Lines that hold the word "marker" should be located and copied.

SUPPLIED MATERIAL:
########################################

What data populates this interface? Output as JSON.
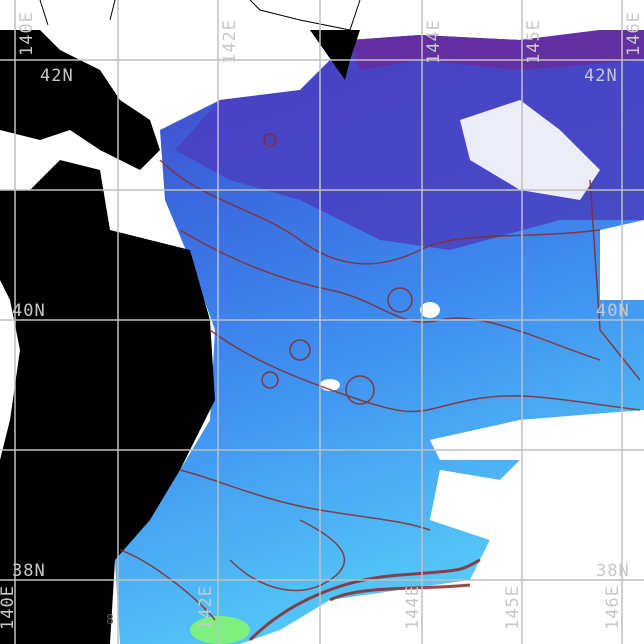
{
  "map": {
    "type": "sea surface field map with contours",
    "colors": {
      "land": "#000000",
      "no_data": "#ffffff",
      "grid": "#c0c0c0",
      "contour": "#8b2a2a",
      "ocean_cold": "#5a2a9a",
      "ocean_mid": "#3a6ae0",
      "ocean_warm": "#55c8f8",
      "ocean_hot": "#7ef07e"
    },
    "lat_labels_left": [
      "42N",
      "40N",
      "38N"
    ],
    "lat_labels_right": [
      "42N",
      "40N",
      "38N"
    ],
    "lon_labels_top": [
      "140E",
      "142E",
      "144E",
      "145E",
      "146E"
    ],
    "lon_labels_bottom": [
      "140E",
      "142E",
      "144E",
      "145E",
      "146E"
    ],
    "contour_label": "8"
  }
}
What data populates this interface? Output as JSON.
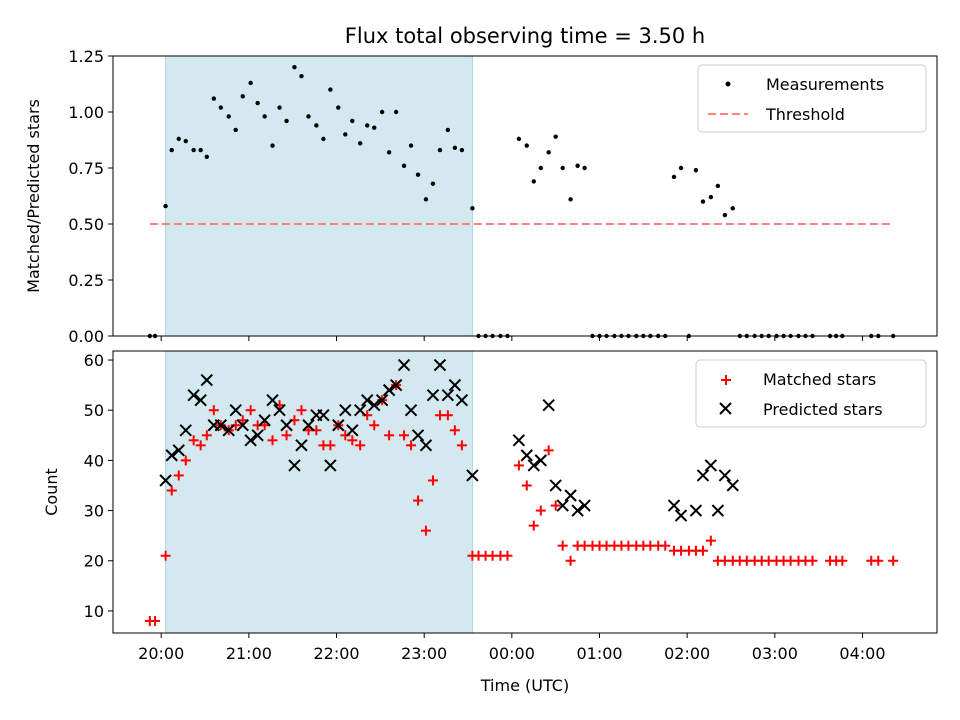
{
  "title": "Flux total observing time = 3.50 h",
  "xlabel": "Time (UTC)",
  "xticks": [
    "20:00",
    "21:00",
    "22:00",
    "23:00",
    "00:00",
    "01:00",
    "02:00",
    "03:00",
    "04:00"
  ],
  "shade_color": "#d3e9ef",
  "chart_data": [
    {
      "type": "scatter",
      "panel": "top",
      "ylabel": "Matched/Predicted stars",
      "ylim": [
        0,
        1.25
      ],
      "yticks": [
        0.0,
        0.25,
        0.5,
        0.75,
        1.0,
        1.25
      ],
      "ytick_labels": [
        "0.00",
        "0.25",
        "0.50",
        "0.75",
        "1.00",
        "1.25"
      ],
      "xlim_hours": [
        19.45,
        28.85
      ],
      "shaded_span_hours": [
        20.05,
        23.55
      ],
      "legend_position": "top-right",
      "series": [
        {
          "name": "Measurements",
          "marker": "dot",
          "color": "#000000",
          "points": [
            [
              19.87,
              0.0
            ],
            [
              19.93,
              0.0
            ],
            [
              20.05,
              0.58
            ],
            [
              20.12,
              0.83
            ],
            [
              20.2,
              0.88
            ],
            [
              20.28,
              0.87
            ],
            [
              20.37,
              0.83
            ],
            [
              20.45,
              0.83
            ],
            [
              20.52,
              0.8
            ],
            [
              20.6,
              1.06
            ],
            [
              20.68,
              1.02
            ],
            [
              20.77,
              0.98
            ],
            [
              20.85,
              0.92
            ],
            [
              20.93,
              1.07
            ],
            [
              21.02,
              1.13
            ],
            [
              21.1,
              1.04
            ],
            [
              21.18,
              0.98
            ],
            [
              21.27,
              0.85
            ],
            [
              21.35,
              1.02
            ],
            [
              21.43,
              0.96
            ],
            [
              21.52,
              1.2
            ],
            [
              21.6,
              1.16
            ],
            [
              21.68,
              0.98
            ],
            [
              21.77,
              0.94
            ],
            [
              21.85,
              0.88
            ],
            [
              21.93,
              1.1
            ],
            [
              22.02,
              1.02
            ],
            [
              22.1,
              0.9
            ],
            [
              22.18,
              0.96
            ],
            [
              22.27,
              0.86
            ],
            [
              22.35,
              0.94
            ],
            [
              22.43,
              0.93
            ],
            [
              22.52,
              1.0
            ],
            [
              22.6,
              0.82
            ],
            [
              22.68,
              1.0
            ],
            [
              22.77,
              0.76
            ],
            [
              22.85,
              0.85
            ],
            [
              22.93,
              0.72
            ],
            [
              23.02,
              0.61
            ],
            [
              23.1,
              0.68
            ],
            [
              23.18,
              0.83
            ],
            [
              23.27,
              0.92
            ],
            [
              23.35,
              0.84
            ],
            [
              23.43,
              0.83
            ],
            [
              23.55,
              0.57
            ],
            [
              23.62,
              0.0
            ],
            [
              23.7,
              0.0
            ],
            [
              23.78,
              0.0
            ],
            [
              23.87,
              0.0
            ],
            [
              23.95,
              0.0
            ],
            [
              24.08,
              0.88
            ],
            [
              24.17,
              0.85
            ],
            [
              24.25,
              0.69
            ],
            [
              24.33,
              0.75
            ],
            [
              24.42,
              0.82
            ],
            [
              24.5,
              0.89
            ],
            [
              24.58,
              0.75
            ],
            [
              24.67,
              0.61
            ],
            [
              24.75,
              0.76
            ],
            [
              24.83,
              0.75
            ],
            [
              24.92,
              0.0
            ],
            [
              25.0,
              0.0
            ],
            [
              25.08,
              0.0
            ],
            [
              25.17,
              0.0
            ],
            [
              25.25,
              0.0
            ],
            [
              25.33,
              0.0
            ],
            [
              25.42,
              0.0
            ],
            [
              25.5,
              0.0
            ],
            [
              25.58,
              0.0
            ],
            [
              25.67,
              0.0
            ],
            [
              25.75,
              0.0
            ],
            [
              25.85,
              0.71
            ],
            [
              25.93,
              0.75
            ],
            [
              26.02,
              0.0
            ],
            [
              26.1,
              0.74
            ],
            [
              26.18,
              0.6
            ],
            [
              26.27,
              0.62
            ],
            [
              26.35,
              0.67
            ],
            [
              26.43,
              0.54
            ],
            [
              26.52,
              0.57
            ],
            [
              26.6,
              0.0
            ],
            [
              26.68,
              0.0
            ],
            [
              26.77,
              0.0
            ],
            [
              26.85,
              0.0
            ],
            [
              26.93,
              0.0
            ],
            [
              27.02,
              0.0
            ],
            [
              27.1,
              0.0
            ],
            [
              27.18,
              0.0
            ],
            [
              27.27,
              0.0
            ],
            [
              27.35,
              0.0
            ],
            [
              27.43,
              0.0
            ],
            [
              27.63,
              0.0
            ],
            [
              27.7,
              0.0
            ],
            [
              27.77,
              0.0
            ],
            [
              28.1,
              0.0
            ],
            [
              28.18,
              0.0
            ],
            [
              28.35,
              0.0
            ]
          ]
        },
        {
          "name": "Threshold",
          "marker": "dashed-line",
          "color": "#ff7f7f",
          "points": [
            [
              19.87,
              0.5
            ],
            [
              28.35,
              0.5
            ]
          ]
        }
      ]
    },
    {
      "type": "scatter",
      "panel": "bottom",
      "ylabel": "Count",
      "ylim": [
        5.6,
        61.8
      ],
      "yticks": [
        10,
        20,
        30,
        40,
        50,
        60
      ],
      "ytick_labels": [
        "10",
        "20",
        "30",
        "40",
        "50",
        "60"
      ],
      "xlim_hours": [
        19.45,
        28.85
      ],
      "shaded_span_hours": [
        20.05,
        23.55
      ],
      "legend_position": "top-right",
      "series": [
        {
          "name": "Matched stars",
          "marker": "plus",
          "color": "#ff0000",
          "points": [
            [
              19.87,
              8
            ],
            [
              19.93,
              8
            ],
            [
              20.05,
              21
            ],
            [
              20.12,
              34
            ],
            [
              20.2,
              37
            ],
            [
              20.28,
              40
            ],
            [
              20.37,
              44
            ],
            [
              20.45,
              43
            ],
            [
              20.52,
              45
            ],
            [
              20.6,
              50
            ],
            [
              20.68,
              47
            ],
            [
              20.77,
              46
            ],
            [
              20.85,
              47
            ],
            [
              20.93,
              48
            ],
            [
              21.02,
              50
            ],
            [
              21.1,
              47
            ],
            [
              21.18,
              47
            ],
            [
              21.27,
              44
            ],
            [
              21.35,
              51
            ],
            [
              21.43,
              45
            ],
            [
              21.52,
              48
            ],
            [
              21.6,
              50
            ],
            [
              21.68,
              46
            ],
            [
              21.77,
              46
            ],
            [
              21.85,
              43
            ],
            [
              21.93,
              43
            ],
            [
              22.02,
              47
            ],
            [
              22.1,
              45
            ],
            [
              22.18,
              44
            ],
            [
              22.27,
              43
            ],
            [
              22.35,
              49
            ],
            [
              22.43,
              47
            ],
            [
              22.52,
              52
            ],
            [
              22.6,
              45
            ],
            [
              22.68,
              55
            ],
            [
              22.77,
              45
            ],
            [
              22.85,
              43
            ],
            [
              22.93,
              32
            ],
            [
              23.02,
              26
            ],
            [
              23.1,
              36
            ],
            [
              23.18,
              49
            ],
            [
              23.27,
              49
            ],
            [
              23.35,
              46
            ],
            [
              23.43,
              43
            ],
            [
              23.55,
              21
            ],
            [
              23.62,
              21
            ],
            [
              23.7,
              21
            ],
            [
              23.78,
              21
            ],
            [
              23.87,
              21
            ],
            [
              23.95,
              21
            ],
            [
              24.08,
              39
            ],
            [
              24.17,
              35
            ],
            [
              24.25,
              27
            ],
            [
              24.33,
              30
            ],
            [
              24.42,
              42
            ],
            [
              24.5,
              31
            ],
            [
              24.58,
              23
            ],
            [
              24.67,
              20
            ],
            [
              24.75,
              23
            ],
            [
              24.83,
              23
            ],
            [
              24.92,
              23
            ],
            [
              25.0,
              23
            ],
            [
              25.08,
              23
            ],
            [
              25.17,
              23
            ],
            [
              25.25,
              23
            ],
            [
              25.33,
              23
            ],
            [
              25.42,
              23
            ],
            [
              25.5,
              23
            ],
            [
              25.58,
              23
            ],
            [
              25.67,
              23
            ],
            [
              25.75,
              23
            ],
            [
              25.85,
              22
            ],
            [
              25.93,
              22
            ],
            [
              26.02,
              22
            ],
            [
              26.1,
              22
            ],
            [
              26.18,
              22
            ],
            [
              26.27,
              24
            ],
            [
              26.35,
              20
            ],
            [
              26.43,
              20
            ],
            [
              26.52,
              20
            ],
            [
              26.6,
              20
            ],
            [
              26.68,
              20
            ],
            [
              26.77,
              20
            ],
            [
              26.85,
              20
            ],
            [
              26.93,
              20
            ],
            [
              27.02,
              20
            ],
            [
              27.1,
              20
            ],
            [
              27.18,
              20
            ],
            [
              27.27,
              20
            ],
            [
              27.35,
              20
            ],
            [
              27.43,
              20
            ],
            [
              27.63,
              20
            ],
            [
              27.7,
              20
            ],
            [
              27.77,
              20
            ],
            [
              28.1,
              20
            ],
            [
              28.18,
              20
            ],
            [
              28.35,
              20
            ]
          ]
        },
        {
          "name": "Predicted stars",
          "marker": "x",
          "color": "#000000",
          "points": [
            [
              20.05,
              36
            ],
            [
              20.12,
              41
            ],
            [
              20.2,
              42
            ],
            [
              20.28,
              46
            ],
            [
              20.37,
              53
            ],
            [
              20.45,
              52
            ],
            [
              20.52,
              56
            ],
            [
              20.6,
              47
            ],
            [
              20.68,
              47
            ],
            [
              20.77,
              46
            ],
            [
              20.85,
              50
            ],
            [
              20.93,
              47
            ],
            [
              21.02,
              44
            ],
            [
              21.1,
              45
            ],
            [
              21.18,
              48
            ],
            [
              21.27,
              52
            ],
            [
              21.35,
              50
            ],
            [
              21.43,
              47
            ],
            [
              21.52,
              39
            ],
            [
              21.6,
              43
            ],
            [
              21.68,
              47
            ],
            [
              21.77,
              49
            ],
            [
              21.85,
              49
            ],
            [
              21.93,
              39
            ],
            [
              22.02,
              47
            ],
            [
              22.1,
              50
            ],
            [
              22.18,
              46
            ],
            [
              22.27,
              50
            ],
            [
              22.35,
              52
            ],
            [
              22.43,
              51
            ],
            [
              22.52,
              52
            ],
            [
              22.6,
              54
            ],
            [
              22.68,
              55
            ],
            [
              22.77,
              59
            ],
            [
              22.85,
              50
            ],
            [
              22.93,
              45
            ],
            [
              23.02,
              43
            ],
            [
              23.1,
              53
            ],
            [
              23.18,
              59
            ],
            [
              23.27,
              53
            ],
            [
              23.35,
              55
            ],
            [
              23.43,
              52
            ],
            [
              23.55,
              37
            ],
            [
              24.08,
              44
            ],
            [
              24.17,
              41
            ],
            [
              24.25,
              39
            ],
            [
              24.33,
              40
            ],
            [
              24.42,
              51
            ],
            [
              24.5,
              35
            ],
            [
              24.58,
              31
            ],
            [
              24.67,
              33
            ],
            [
              24.75,
              30
            ],
            [
              24.83,
              31
            ],
            [
              25.85,
              31
            ],
            [
              25.93,
              29
            ],
            [
              26.1,
              30
            ],
            [
              26.18,
              37
            ],
            [
              26.27,
              39
            ],
            [
              26.35,
              30
            ],
            [
              26.43,
              37
            ],
            [
              26.52,
              35
            ]
          ]
        }
      ]
    }
  ]
}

########################################

THE RESPONSE:
          "marker": "dot",
          "marker": "dashed-line",
          "marker": "plus",
          "marker": "x",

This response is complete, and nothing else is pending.